[STUDY TEXT]
Securitisation Act – Deposit under Section 18

Though no principle of law has been laid by the Hon’ble Supreme Court in the Judgment of Persn Medicinal Plants Pvt. Ltd. v. Indian Bank, decided on 25.02.2011 but it clearly indicates that in a given situation where an amount more than the amount due from the borrower/guarantor had already been realized by auction sale, which stands confirmed and the possession of the property also had been handed over to the Bank which is utilizing the same or is utilizing the property having purchased the same in the said auction, insistence on the deposit referred to under proviso to Section 18 would be contrary to the legislative intent as also the express provision as is evident from the use of the words “50% of the amount of debt due from him”.
[/STUDY TEXT]
[RECORD EXCERPTS]
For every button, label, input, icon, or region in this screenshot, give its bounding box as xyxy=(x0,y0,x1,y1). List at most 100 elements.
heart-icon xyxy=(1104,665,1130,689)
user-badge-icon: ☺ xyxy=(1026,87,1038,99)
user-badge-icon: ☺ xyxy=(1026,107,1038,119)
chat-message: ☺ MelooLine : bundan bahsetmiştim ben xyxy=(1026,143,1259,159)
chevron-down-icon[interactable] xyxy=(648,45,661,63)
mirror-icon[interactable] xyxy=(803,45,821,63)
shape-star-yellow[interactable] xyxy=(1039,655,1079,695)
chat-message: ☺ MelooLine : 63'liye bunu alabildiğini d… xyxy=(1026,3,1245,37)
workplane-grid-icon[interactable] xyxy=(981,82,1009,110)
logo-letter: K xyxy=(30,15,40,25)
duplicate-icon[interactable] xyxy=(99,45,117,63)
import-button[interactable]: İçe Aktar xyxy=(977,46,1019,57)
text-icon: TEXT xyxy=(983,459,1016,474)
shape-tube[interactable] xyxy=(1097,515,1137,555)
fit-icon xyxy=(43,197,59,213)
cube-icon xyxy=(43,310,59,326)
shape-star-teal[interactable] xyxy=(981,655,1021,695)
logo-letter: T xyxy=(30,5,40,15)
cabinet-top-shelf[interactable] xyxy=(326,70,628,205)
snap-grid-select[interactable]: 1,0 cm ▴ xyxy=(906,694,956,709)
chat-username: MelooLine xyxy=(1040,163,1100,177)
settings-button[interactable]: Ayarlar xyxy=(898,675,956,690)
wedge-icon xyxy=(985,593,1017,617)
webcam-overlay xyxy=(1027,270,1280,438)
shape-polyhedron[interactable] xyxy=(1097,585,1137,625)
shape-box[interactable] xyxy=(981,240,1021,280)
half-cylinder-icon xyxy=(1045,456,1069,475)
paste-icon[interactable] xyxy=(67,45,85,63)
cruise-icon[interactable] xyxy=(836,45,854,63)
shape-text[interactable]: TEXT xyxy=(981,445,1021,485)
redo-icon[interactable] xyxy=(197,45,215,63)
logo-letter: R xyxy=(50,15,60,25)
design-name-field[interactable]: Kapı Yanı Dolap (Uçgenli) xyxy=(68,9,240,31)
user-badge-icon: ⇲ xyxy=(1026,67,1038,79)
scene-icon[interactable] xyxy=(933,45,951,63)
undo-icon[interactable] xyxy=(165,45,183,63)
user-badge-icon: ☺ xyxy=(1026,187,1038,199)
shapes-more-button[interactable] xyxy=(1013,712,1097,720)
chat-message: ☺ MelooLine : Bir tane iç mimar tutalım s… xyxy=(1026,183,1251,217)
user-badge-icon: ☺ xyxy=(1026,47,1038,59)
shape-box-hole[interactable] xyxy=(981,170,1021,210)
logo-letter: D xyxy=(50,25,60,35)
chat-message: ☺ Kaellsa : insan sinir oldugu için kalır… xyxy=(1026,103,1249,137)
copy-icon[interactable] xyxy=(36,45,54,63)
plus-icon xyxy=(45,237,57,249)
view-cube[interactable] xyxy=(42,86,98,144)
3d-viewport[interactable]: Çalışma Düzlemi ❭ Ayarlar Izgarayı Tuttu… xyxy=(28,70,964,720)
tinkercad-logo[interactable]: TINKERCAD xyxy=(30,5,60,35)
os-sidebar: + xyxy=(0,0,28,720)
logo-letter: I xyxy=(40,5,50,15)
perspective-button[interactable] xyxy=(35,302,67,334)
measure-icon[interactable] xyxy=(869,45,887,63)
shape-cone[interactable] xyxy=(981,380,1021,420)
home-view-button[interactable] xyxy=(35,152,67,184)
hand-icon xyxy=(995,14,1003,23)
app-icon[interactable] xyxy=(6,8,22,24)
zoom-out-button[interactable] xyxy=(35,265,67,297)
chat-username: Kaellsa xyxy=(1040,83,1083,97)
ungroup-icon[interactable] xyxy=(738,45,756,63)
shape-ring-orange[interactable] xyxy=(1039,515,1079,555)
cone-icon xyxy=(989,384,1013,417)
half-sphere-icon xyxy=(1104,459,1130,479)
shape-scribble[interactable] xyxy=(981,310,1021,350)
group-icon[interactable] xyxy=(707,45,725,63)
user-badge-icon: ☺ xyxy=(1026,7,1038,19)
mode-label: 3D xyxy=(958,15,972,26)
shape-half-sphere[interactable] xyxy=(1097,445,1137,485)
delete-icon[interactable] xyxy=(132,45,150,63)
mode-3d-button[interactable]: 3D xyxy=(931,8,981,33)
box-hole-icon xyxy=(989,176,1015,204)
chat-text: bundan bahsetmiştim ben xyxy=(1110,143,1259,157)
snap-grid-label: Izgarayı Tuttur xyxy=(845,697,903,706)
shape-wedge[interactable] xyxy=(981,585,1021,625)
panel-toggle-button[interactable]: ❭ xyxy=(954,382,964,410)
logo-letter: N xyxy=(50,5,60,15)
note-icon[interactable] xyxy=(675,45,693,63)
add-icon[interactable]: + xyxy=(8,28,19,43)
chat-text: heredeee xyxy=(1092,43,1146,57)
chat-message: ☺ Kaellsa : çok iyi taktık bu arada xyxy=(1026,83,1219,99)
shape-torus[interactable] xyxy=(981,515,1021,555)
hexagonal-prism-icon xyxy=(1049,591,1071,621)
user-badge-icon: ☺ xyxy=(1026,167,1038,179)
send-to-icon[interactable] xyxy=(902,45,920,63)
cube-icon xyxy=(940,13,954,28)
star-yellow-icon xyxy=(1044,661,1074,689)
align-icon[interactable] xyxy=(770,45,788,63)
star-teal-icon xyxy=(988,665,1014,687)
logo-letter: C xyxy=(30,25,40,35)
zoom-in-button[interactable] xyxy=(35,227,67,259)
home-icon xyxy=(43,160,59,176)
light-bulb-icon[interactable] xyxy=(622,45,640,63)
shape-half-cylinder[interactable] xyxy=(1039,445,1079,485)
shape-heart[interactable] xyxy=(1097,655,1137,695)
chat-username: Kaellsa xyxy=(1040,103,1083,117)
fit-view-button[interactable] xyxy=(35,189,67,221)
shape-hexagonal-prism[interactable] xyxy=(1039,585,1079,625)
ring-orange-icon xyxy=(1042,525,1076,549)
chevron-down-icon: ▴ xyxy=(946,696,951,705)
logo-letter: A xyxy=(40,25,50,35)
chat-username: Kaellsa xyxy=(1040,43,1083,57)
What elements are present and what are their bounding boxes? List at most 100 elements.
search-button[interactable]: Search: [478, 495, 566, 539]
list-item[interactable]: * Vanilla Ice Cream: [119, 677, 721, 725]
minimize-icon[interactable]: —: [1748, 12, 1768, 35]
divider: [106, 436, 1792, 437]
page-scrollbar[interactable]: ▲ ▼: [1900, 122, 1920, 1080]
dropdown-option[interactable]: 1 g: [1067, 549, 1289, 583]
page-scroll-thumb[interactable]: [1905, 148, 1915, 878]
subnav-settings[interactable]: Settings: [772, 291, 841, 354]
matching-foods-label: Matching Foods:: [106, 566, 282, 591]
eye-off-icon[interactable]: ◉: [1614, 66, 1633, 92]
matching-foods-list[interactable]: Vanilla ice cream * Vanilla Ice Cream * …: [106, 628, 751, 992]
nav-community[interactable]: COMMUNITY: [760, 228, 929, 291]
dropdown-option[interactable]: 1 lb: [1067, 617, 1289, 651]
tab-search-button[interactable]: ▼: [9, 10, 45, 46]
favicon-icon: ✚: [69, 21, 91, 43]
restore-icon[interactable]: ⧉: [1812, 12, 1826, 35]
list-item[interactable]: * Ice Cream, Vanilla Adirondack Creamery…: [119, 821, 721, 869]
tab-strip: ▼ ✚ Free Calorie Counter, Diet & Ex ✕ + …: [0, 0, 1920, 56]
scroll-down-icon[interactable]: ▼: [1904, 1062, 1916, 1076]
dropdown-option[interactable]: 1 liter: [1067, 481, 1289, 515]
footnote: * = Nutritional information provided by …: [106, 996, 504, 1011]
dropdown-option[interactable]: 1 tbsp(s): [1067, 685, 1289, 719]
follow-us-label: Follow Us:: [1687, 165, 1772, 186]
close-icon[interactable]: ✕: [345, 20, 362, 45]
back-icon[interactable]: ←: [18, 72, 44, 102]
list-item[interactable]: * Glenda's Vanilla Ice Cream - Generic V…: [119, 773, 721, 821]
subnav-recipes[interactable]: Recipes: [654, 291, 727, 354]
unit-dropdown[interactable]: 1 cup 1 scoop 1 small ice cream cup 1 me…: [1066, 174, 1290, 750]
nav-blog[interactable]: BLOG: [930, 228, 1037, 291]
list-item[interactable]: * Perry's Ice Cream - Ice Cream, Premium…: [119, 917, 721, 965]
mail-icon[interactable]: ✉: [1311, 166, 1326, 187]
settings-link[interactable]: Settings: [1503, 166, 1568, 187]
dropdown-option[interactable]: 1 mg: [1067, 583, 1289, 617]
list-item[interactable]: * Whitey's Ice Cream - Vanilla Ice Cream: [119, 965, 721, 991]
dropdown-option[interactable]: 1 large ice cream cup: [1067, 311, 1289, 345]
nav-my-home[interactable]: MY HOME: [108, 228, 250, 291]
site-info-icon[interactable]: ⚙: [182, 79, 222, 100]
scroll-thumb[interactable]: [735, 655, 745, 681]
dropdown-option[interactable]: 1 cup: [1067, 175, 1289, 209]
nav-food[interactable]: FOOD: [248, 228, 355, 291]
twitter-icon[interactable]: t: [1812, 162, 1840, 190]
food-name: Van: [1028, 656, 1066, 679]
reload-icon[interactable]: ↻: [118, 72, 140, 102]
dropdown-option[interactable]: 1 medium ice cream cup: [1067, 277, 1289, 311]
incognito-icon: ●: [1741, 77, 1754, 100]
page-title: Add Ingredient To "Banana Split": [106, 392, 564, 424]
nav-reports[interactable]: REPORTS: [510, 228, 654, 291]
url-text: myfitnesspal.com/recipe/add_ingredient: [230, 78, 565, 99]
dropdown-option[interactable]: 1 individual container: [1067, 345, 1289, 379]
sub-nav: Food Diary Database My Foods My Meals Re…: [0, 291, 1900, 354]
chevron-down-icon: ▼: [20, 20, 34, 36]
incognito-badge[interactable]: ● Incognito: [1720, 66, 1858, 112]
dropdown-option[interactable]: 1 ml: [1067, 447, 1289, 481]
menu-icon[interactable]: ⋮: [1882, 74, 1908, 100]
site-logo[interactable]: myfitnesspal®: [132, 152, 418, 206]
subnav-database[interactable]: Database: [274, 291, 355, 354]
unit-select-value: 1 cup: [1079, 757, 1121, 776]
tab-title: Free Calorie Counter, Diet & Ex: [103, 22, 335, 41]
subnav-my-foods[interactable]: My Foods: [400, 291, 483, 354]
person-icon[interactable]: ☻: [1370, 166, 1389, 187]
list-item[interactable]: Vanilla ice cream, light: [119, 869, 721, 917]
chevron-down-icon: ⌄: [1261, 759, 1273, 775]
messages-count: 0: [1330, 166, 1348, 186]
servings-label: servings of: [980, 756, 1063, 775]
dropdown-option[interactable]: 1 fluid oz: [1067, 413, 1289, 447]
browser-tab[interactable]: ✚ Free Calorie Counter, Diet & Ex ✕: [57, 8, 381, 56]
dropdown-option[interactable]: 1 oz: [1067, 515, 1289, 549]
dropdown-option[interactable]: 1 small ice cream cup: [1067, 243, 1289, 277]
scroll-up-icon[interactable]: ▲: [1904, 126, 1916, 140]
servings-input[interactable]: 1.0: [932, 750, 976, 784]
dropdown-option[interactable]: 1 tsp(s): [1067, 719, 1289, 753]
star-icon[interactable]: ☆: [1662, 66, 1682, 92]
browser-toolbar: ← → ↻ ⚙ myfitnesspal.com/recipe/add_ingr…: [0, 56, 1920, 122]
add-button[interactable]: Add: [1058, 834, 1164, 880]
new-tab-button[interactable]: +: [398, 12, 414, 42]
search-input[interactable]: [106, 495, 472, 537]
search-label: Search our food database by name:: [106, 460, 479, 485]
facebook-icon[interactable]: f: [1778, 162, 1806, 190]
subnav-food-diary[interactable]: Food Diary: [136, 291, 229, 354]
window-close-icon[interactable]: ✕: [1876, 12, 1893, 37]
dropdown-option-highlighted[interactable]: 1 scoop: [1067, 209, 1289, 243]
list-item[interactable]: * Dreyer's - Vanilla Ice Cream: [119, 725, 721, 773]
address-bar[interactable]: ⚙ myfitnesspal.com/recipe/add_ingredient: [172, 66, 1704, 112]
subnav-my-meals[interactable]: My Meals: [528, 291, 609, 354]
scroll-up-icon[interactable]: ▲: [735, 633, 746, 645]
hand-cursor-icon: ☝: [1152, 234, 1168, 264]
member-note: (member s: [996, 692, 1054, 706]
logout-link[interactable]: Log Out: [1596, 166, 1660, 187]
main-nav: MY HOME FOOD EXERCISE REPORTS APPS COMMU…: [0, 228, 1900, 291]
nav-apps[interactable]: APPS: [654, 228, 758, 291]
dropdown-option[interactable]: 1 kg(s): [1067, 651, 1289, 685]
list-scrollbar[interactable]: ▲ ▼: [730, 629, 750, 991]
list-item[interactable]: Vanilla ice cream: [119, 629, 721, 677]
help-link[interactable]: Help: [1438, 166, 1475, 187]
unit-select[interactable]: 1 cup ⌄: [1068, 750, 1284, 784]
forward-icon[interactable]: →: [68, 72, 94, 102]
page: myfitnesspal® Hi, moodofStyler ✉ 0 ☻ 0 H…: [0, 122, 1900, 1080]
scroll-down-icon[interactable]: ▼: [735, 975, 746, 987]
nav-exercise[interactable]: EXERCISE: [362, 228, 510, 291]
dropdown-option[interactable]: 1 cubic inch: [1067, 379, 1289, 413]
[/RECORD EXCERPTS]
▸ **WHAT TO WORK ON**
Condense the paragraph that opens "Though no principle of law has been laid" in the text on deposits under Section 18 of the Securitisation Act into a shorter version that keeps its main facts.

▸ **RESULT FOR THIS EXERCISE**
In Persn Medicinal Plants Pvt. Ltd. v. Indian Bank, decided on 25.02.2011, the Hon'ble Supreme Court laid down no principle of law. The judgment still clearly indicates what applies in one situation. An auction sale has already realized more than the borrower/guarantor owes, and the sale stands confirmed. The Bank has been handed possession of the property and is using it, or bought the property at that auction and is using it. In that case, insisting on the deposit under the proviso to Section 18 would run against both the legislative intent and the express provision. This is evident from the words "50% of the amount of debt due from him".